* _Problem requirements_
Repeat the whole listing exactly.

* _Task inputs_
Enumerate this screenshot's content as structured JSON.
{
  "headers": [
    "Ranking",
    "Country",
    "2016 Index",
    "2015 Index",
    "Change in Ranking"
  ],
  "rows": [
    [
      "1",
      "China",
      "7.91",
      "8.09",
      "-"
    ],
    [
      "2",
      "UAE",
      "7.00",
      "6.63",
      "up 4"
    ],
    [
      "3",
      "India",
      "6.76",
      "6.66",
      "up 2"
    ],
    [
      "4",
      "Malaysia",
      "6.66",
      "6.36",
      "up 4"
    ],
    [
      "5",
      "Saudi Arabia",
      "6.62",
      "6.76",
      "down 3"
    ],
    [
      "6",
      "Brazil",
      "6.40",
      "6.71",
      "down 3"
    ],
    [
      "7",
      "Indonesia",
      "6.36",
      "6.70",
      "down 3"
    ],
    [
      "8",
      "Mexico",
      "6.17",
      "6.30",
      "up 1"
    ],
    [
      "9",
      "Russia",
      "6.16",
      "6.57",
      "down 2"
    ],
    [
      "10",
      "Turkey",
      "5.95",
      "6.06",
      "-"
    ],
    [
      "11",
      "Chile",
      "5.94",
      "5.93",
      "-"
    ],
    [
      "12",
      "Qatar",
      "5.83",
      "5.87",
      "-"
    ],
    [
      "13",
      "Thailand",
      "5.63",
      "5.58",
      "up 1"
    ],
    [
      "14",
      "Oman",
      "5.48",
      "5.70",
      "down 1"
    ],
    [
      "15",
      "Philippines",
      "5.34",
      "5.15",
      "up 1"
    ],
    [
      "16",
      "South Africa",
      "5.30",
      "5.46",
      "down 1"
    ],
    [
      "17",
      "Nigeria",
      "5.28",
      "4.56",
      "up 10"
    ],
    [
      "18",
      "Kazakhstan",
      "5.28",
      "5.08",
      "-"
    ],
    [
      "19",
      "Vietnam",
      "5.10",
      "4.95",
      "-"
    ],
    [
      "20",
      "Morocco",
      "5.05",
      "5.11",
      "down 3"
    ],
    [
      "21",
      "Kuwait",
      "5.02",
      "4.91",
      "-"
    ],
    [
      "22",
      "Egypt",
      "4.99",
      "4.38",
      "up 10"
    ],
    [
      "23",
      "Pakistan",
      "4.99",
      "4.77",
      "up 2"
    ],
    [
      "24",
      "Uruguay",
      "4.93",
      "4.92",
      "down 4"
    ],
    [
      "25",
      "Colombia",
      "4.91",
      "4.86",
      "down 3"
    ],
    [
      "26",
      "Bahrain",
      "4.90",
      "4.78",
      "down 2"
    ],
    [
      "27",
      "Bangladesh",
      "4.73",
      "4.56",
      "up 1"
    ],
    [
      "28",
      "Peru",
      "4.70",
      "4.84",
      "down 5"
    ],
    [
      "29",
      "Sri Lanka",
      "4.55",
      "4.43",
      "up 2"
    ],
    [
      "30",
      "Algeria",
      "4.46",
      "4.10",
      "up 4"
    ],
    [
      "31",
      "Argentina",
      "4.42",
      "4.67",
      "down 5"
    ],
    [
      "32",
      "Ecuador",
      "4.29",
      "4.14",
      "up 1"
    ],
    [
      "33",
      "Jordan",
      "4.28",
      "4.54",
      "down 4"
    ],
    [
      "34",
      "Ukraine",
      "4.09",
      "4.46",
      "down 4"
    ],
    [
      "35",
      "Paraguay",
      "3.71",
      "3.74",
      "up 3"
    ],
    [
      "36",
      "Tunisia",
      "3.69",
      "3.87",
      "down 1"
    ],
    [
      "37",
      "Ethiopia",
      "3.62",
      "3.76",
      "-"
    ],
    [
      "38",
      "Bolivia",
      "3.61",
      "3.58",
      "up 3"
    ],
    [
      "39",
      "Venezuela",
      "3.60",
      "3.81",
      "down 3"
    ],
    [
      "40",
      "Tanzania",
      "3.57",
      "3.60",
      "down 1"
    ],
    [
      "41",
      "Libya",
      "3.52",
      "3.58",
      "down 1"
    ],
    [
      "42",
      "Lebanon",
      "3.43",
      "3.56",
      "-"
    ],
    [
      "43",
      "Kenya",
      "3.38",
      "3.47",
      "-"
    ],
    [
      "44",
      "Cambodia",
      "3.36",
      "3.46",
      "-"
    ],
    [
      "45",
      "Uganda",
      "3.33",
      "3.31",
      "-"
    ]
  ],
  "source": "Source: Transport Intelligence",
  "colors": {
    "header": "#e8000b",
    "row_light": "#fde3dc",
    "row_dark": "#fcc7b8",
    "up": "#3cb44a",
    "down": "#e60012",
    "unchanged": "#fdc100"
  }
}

* _Response to the exercise_
Enumerate this screenshot's content as structured JSON.
{
  "headers": [
    "Ranking",
    "Country",
    "2016 Index",
    "2015 Index",
    "Change in Ranking"
  ],
  "rows": [
    [
      "1",
      "China",
      "7.91",
      "8.09",
      "-"
    ],
    [
      "2",
      "UAE",
      "7.00",
      "6.63",
      "up 4"
    ],
    [
      "3",
      "India",
      "6.76",
      "6.66",
      "up 2"
    ],
    [
      "4",
      "Malaysia",
      "6.66",
      "6.36",
      "up 4"
    ],
    [
      "5",
      "Saudi Arabia",
      "6.62",
      "6.76",
      "down 3"
    ],
    [
      "6",
      "Brazil",
      "6.40",
      "6.71",
      "down 3"
    ],
    [
      "7",
      "Indonesia",
      "6.36",
      "6.70",
      "down 3"
    ],
    [
      "8",
      "Mexico",
      "6.17",
      "6.30",
      "up 1"
    ],
    [
      "9",
      "Russia",
      "6.16",
      "6.57",
      "down 2"
    ],
    [
      "10",
      "Turkey",
      "5.95",
      "6.06",
      "-"
    ],
    [
      "11",
      "Chile",
      "5.94",
      "5.93",
      "-"
    ],
    [
      "12",
      "Qatar",
      "5.83",
      "5.87",
      "-"
    ],
    [
      "13",
      "Thailand",
      "5.63",
      "5.58",
      "up 1"
    ],
    [
      "14",
      "Oman",
      "5.48",
      "5.70",
      "down 1"
    ],
    [
      "15",
      "Philippines",
      "5.34",
      "5.15",
      "up 1"
    ],
    [
      "16",
      "South Africa",
      "5.30",
      "5.46",
      "down 1"
    ],
    [
      "17",
      "Nigeria",
      "5.28",
      "4.56",
      "up 10"
    ],
    [
      "18",
      "Kazakhstan",
      "5.28",
      "5.08",
      "-"
    ],
    [
      "19",
      "Vietnam",
      "5.10",
      "4.95",
      "-"
    ],
    [
      "20",
      "Morocco",
      "5.05",
      "5.11",
      "down 3"
    ],
    [
      "21",
      "Kuwait",
      "5.02",
      "4.91",
      "-"
    ],
    [
      "22",
      "Egypt",
      "4.99",
      "4.38",
      "up 10"
    ],
    [
      "23",
      "Pakistan",
      "4.99",
      "4.77",
      "up 2"
    ],
    [
      "24",
      "Uruguay",
      "4.93",
      "4.92",
      "down 4"
    ],
    [
      "25",
      "Colombia",
      "4.91",
      "4.86",
      "down 3"
    ],
    [
      "26",
      "Bahrain",
      "4.90",
      "4.78",
      "down 2"
    ],
    [
      "27",
      "Bangladesh",
      "4.73",
      "4.56",
      "up 1"
    ],
    [
      "28",
      "Peru",
      "4.70",
      "4.84",
      "down 5"
    ],
    [
      "29",
      "Sri Lanka",
      "4.55",
      "4.43",
      "up 2"
    ],
    [
      "30",
      "Algeria",
      "4.46",
      "4.10",
      "up 4"
    ],
    [
      "31",
      "Argentina",
      "4.42",
      "4.67",
      "down 5"
    ],
    [
      "32",
      "Ecuador",
      "4.29",
      "4.14",
      "up 1"
    ],
    [
      "33",
      "Jordan",
      "4.28",
      "4.54",
      "down 4"
    ],
    [
      "34",
      "Ukraine",
      "4.09",
      "4.46",
      "down 4"
    ],
    [
      "35",
      "Paraguay",
      "3.71",
      "3.74",
      "up 3"
    ],
    [
      "36",
      "Tunisia",
      "3.69",
      "3.87",
      "down 1"
    ],
    [
      "37",
      "Ethiopia",
      "3.62",
      "3.76",
      "-"
    ],
    [
      "38",
      "Bolivia",
      "3.61",
      "3.58",
      "up 3"
    ],
    [
      "39",
      "Venezuela",
      "3.60",
      "3.81",
      "down 3"
    ],
    [
      "40",
      "Tanzania",
      "3.57",
      "3.60",
      "down 1"
    ],
    [
      "41",
      "Libya",
      "3.52",
      "3.58",
      "down 1"
    ],
    [
      "42",
      "Lebanon",
      "3.43",
      "3.56",
      "-"
    ],
    [
      "43",
      "Kenya",
      "3.38",
      "3.47",
      "-"
    ],
    [
      "44",
      "Cambodia",
      "3.36",
      "3.46",
      "-"
    ],
    [
      "45",
      "Uganda",
      "3.33",
      "3.31",
      "-"
    ]
  ],
  "source": "Source: Transport Intelligence",
  "colors": {
    "header": "#e8000b",
    "row_light": "#fde3dc",
    "row_dark": "#fcc7b8",
    "up": "#3cb44a",
    "down": "#e60012",
    "unchanged": "#fdc100"
  }
}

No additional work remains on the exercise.